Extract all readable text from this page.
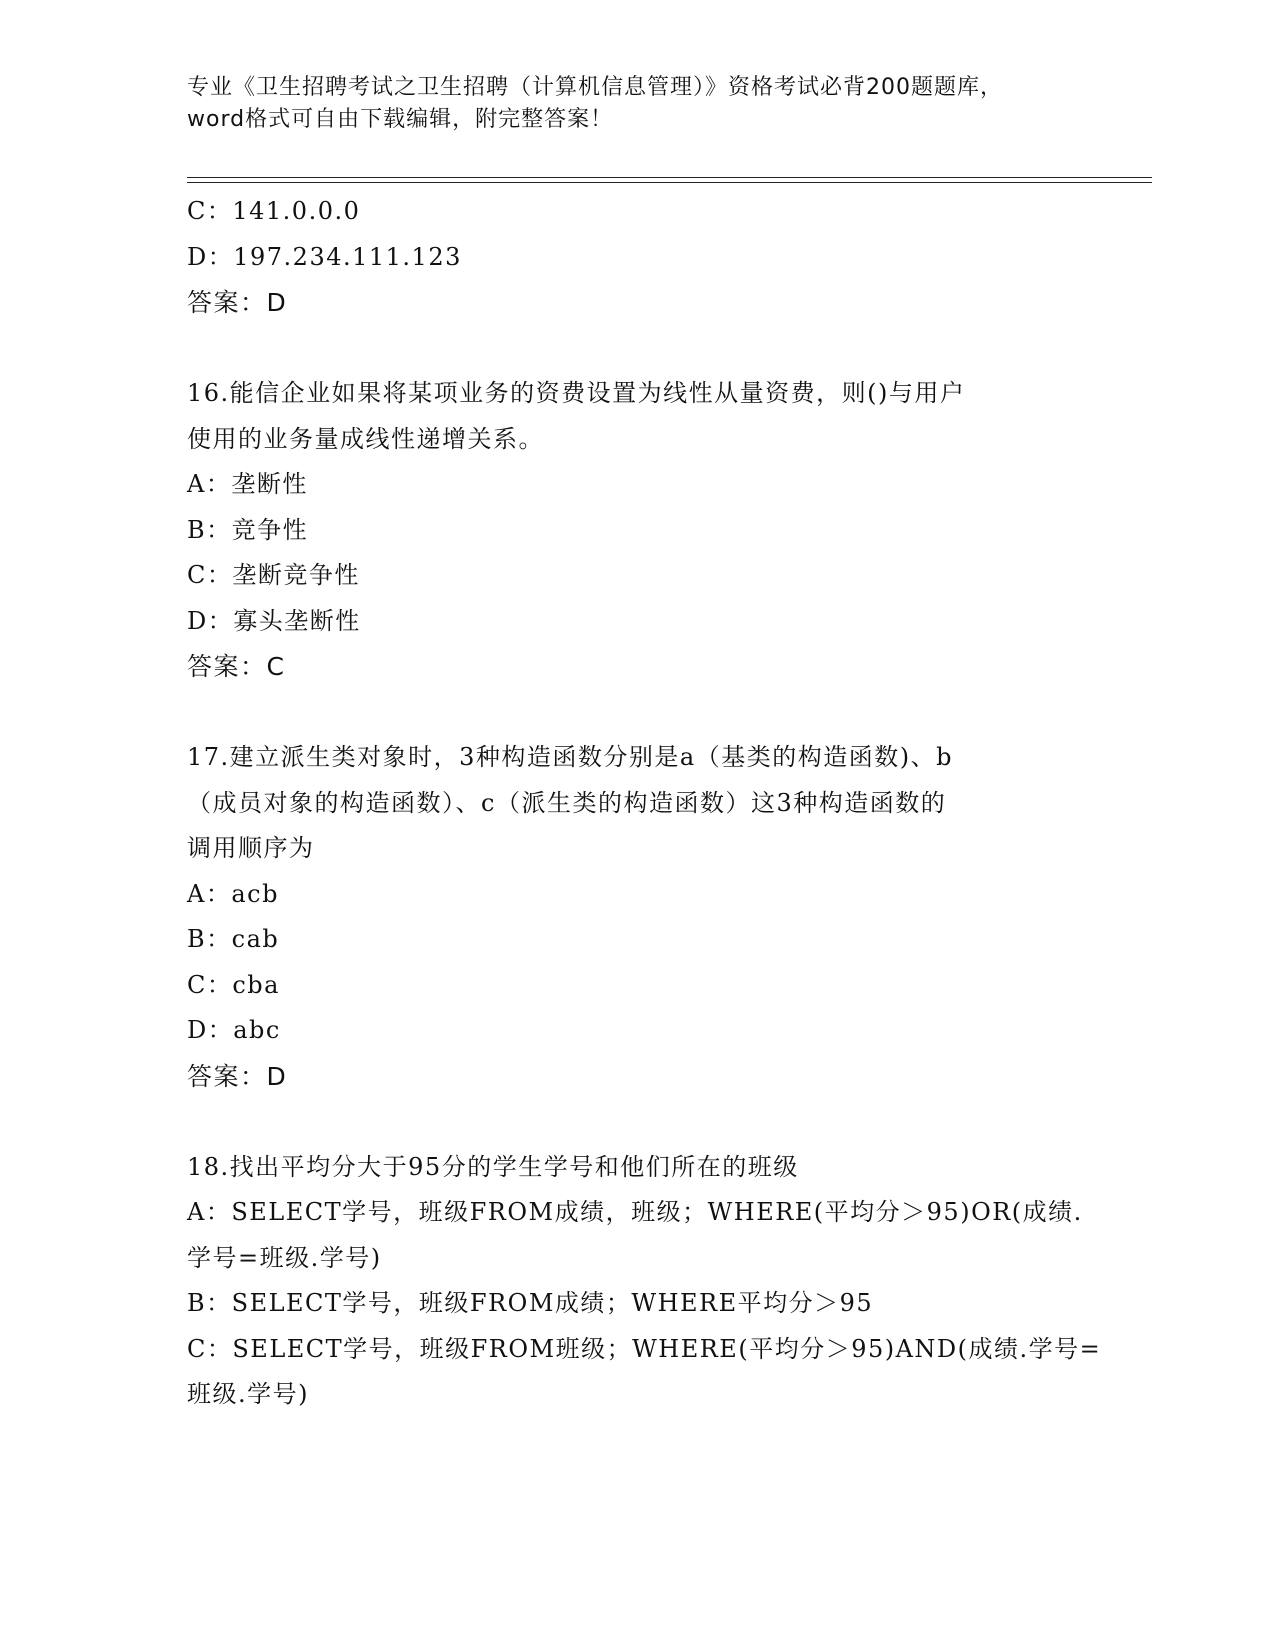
专业《卫生招聘考试之卫生招聘（计算机信息管理）》资格考试必背200题题库，
word格式可自由下载编辑，附完整答案！
C：141.0.0.0
D：197.234.111.123
答案：D
16.能信企业如果将某项业务的资费设置为线性从量资费，则()与用户
使用的业务量成线性递增关系。
A：垄断性
B：竞争性
C：垄断竞争性
D：寡头垄断性
答案：C
17.建立派生类对象时，3种构造函数分别是a（基类的构造函数)、b
（成员对象的构造函数）、c（派生类的构造函数）这3种构造函数的
调用顺序为
A：acb
B：cab
C：cba
D：abc
答案：D
18.找出平均分大于95分的学生学号和他们所在的班级
A：SELECT学号，班级FROM成绩，班级；WHERE(平均分＞95)OR(成绩.
学号=班级.学号)
B：SELECT学号，班级FROM成绩；WHERE平均分＞95
C：SELECT学号，班级FROM班级；WHERE(平均分＞95)AND(成绩.学号=
班级.学号)
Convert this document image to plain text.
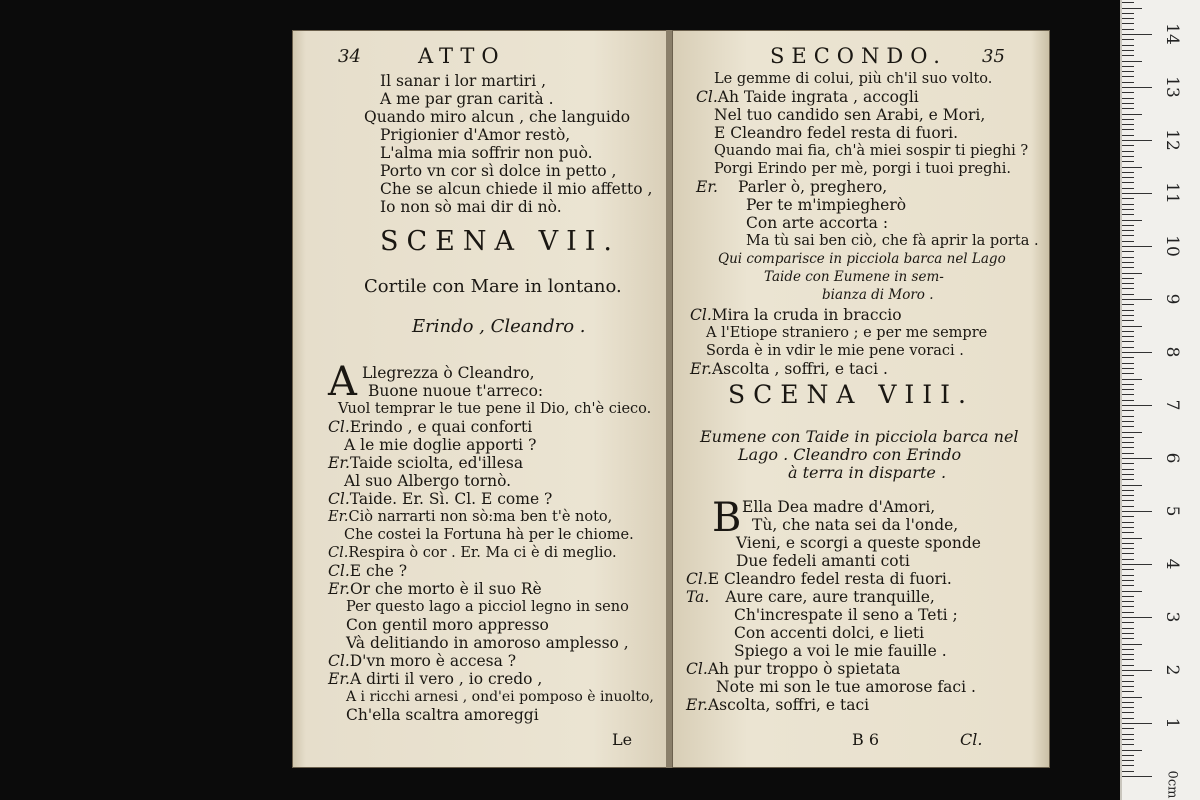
34	ATTO
Il sanar i lor martiri ,
A me par gran carità .
Quando miro alcun , che languido
Prigionier d'Amor restò,
L'alma mia soffrir non può.
Porto vn cor sì dolce in petto ,
Che se alcun chiede il mio affetto ,
Io non sò mai dir di nò.
SCENA VII.
Cortile con Mare in lontano.
Erindo , Cleandro .
A Llegrezza ò Cleandro,
Buone nuoue t'arreco:
Vuol temprar le tue pene il Dio, ch'è cieco.
Cl.Erindo , e quai conforti
A le mie doglie apporti ?
Er.Taide sciolta, ed'illesa
Al suo Albergo tornò.
Cl.Taide. Er. Sì. Cl. E come ?
Er.Ciò narrarti non sò:ma ben t'è noto,
Che costei la Fortuna hà per le chiome.
Cl.Respira ò cor . Er. Ma ci è di meglio.
Cl.E che ?
Er.Or che morto è il suo Rè
Per questo lago a picciol legno in seno
Con gentil moro appresso
Và delitiando in amoroso amplesso ,
Cl.D'vn moro è accesa ?
Er.A dirti il vero , io credo ,
A i ricchi arnesi , ond'ei pomposo è inuolto,
Ch'ella scaltra amoreggi
Le
SECONDO. 35
Le gemme di colui, più ch'il suo volto.
Cl.Ah Taide ingrata , accogli
Nel tuo candido sen Arabi, e Mori,
E Cleandro fedel resta di fuori.
Quando mai fia, ch'à miei sospir ti pieghi ?
Porgi Erindo per mè, porgi i tuoi preghi.
Er. Parler ò, preghero,
Per te m'impiegherò
Con arte accorta :
Ma tù sai ben ciò, che fà aprir la porta .
Qui comparisce in picciola barca nel Lago
Taide con Eumene in sem-
bianza di Moro .
Cl.Mira la cruda in braccio
A l'Etiope straniero ; e per me sempre
Sorda è in vdir le mie pene voraci .
Er.Ascolta , soffri, e taci .
SCENA VIII.
Eumene con Taide in picciola barca nel
Lago . Cleandro con Erindo
à terra in disparte .
B Ella Dea madre d'Amori,
Tù, che nata sei da l'onde,
Vieni, e scorgi a queste sponde
Due fedeli amanti coti
Cl.E Cleandro fedel resta di fuori.
Ta. Aure care, aure tranquille,
Ch'increspate il seno a Teti ;
Con accenti dolci, e lieti
Spiego a voi le mie fauille .
Cl.Ah pur troppo ò spietata
Note mi son le tue amorose faci .
Er.Ascolta, soffri, e taci
B 6	Cl.
1
2
3
4
5
6
7
8
9
10
11
12
13
14
0cm
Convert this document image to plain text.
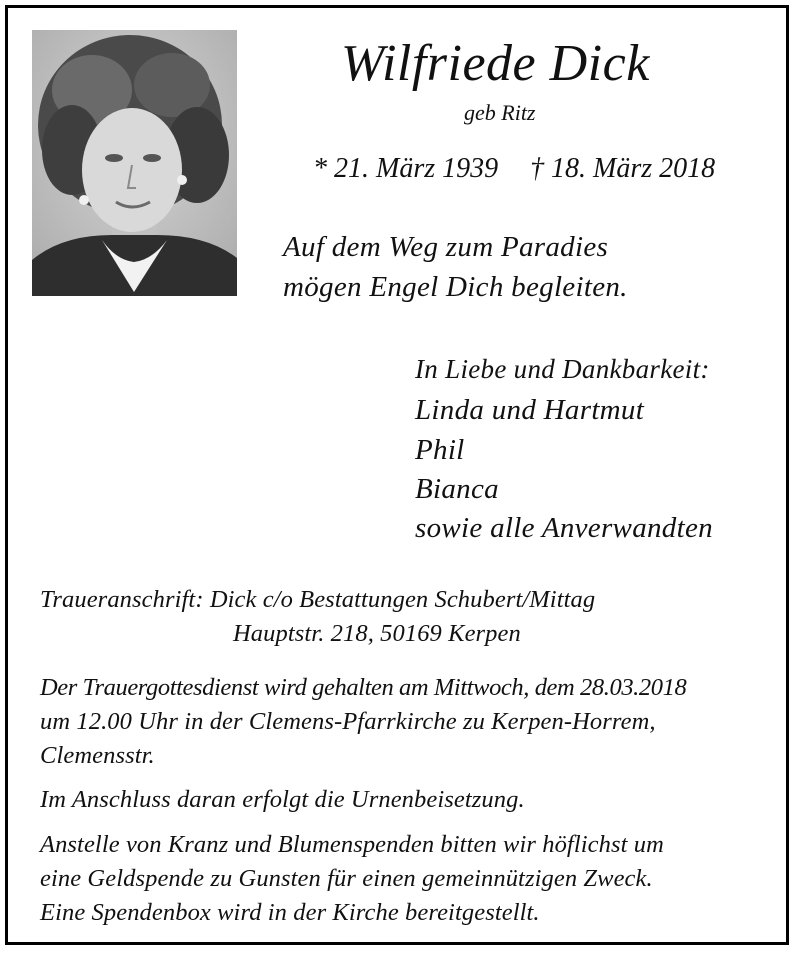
Wilfriede Dick
geb Ritz
* 21. März 1939 † 18. März 2018
Auf dem Weg zum Paradies
mögen Engel Dich begleiten.
In Liebe und Dankbarkeit:
Linda und Hartmut
Phil
Bianca
sowie alle Anverwandten
Traueranschrift: Dick c/o Bestattungen Schubert/Mittag
Hauptstr. 218, 50169 Kerpen
Der Trauergottesdienst wird gehalten am Mittwoch, dem 28.03.2018
um 12.00 Uhr in der Clemens-Pfarrkirche zu Kerpen-Horrem,
Clemensstr.
Im Anschluss daran erfolgt die Urnenbeisetzung.
Anstelle von Kranz und Blumenspenden bitten wir höflichst um
eine Geldspende zu Gunsten für einen gemeinnützigen Zweck.
Eine Spendenbox wird in der Kirche bereitgestellt.
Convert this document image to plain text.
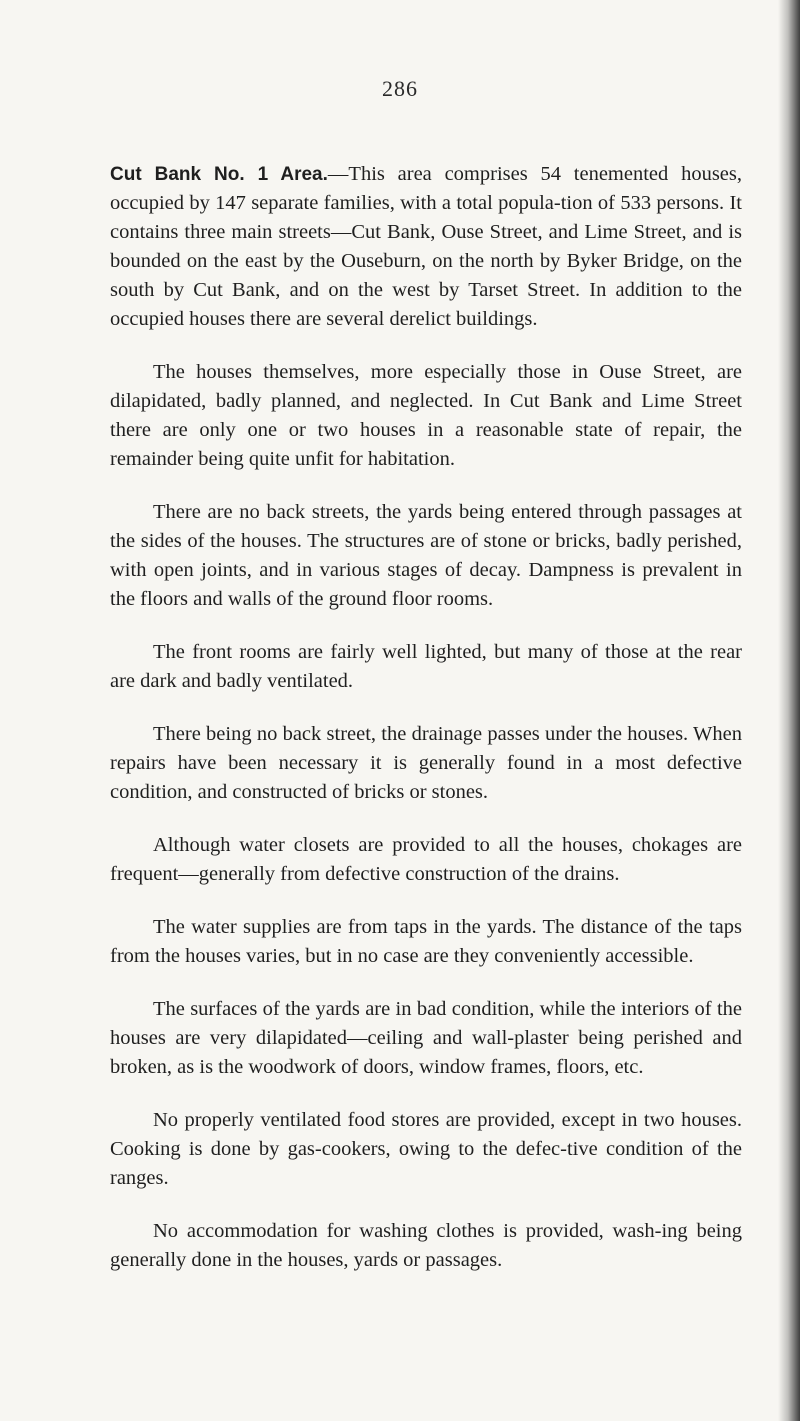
286

Cut Bank No. 1 Area.—This area comprises 54 tenemented houses, occupied by 147 separate families, with a total popula-tion of 533 persons. It contains three main streets—Cut Bank, Ouse Street, and Lime Street, and is bounded on the east by the Ouseburn, on the north by Byker Bridge, on the south by Cut Bank, and on the west by Tarset Street. In addition to the occupied houses there are several derelict buildings.

The houses themselves, more especially those in Ouse Street, are dilapidated, badly planned, and neglected. In Cut Bank and Lime Street there are only one or two houses in a reasonable state of repair, the remainder being quite unfit for habitation.

There are no back streets, the yards being entered through passages at the sides of the houses. The structures are of stone or bricks, badly perished, with open joints, and in various stages of decay. Dampness is prevalent in the floors and walls of the ground floor rooms.

The front rooms are fairly well lighted, but many of those at the rear are dark and badly ventilated.

There being no back street, the drainage passes under the houses. When repairs have been necessary it is generally found in a most defective condition, and constructed of bricks or stones.

Although water closets are provided to all the houses, chokages are frequent—generally from defective construction of the drains.

The water supplies are from taps in the yards. The distance of the taps from the houses varies, but in no case are they conveniently accessible.

The surfaces of the yards are in bad condition, while the interiors of the houses are very dilapidated—ceiling and wall-plaster being perished and broken, as is the woodwork of doors, window frames, floors, etc.

No properly ventilated food stores are provided, except in two houses. Cooking is done by gas-cookers, owing to the defec-tive condition of the ranges.

No accommodation for washing clothes is provided, wash-ing being generally done in the houses, yards or passages.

» Problem requirements
State, as a number only, how many lines in the entries include "ventilated".

» Correct output
2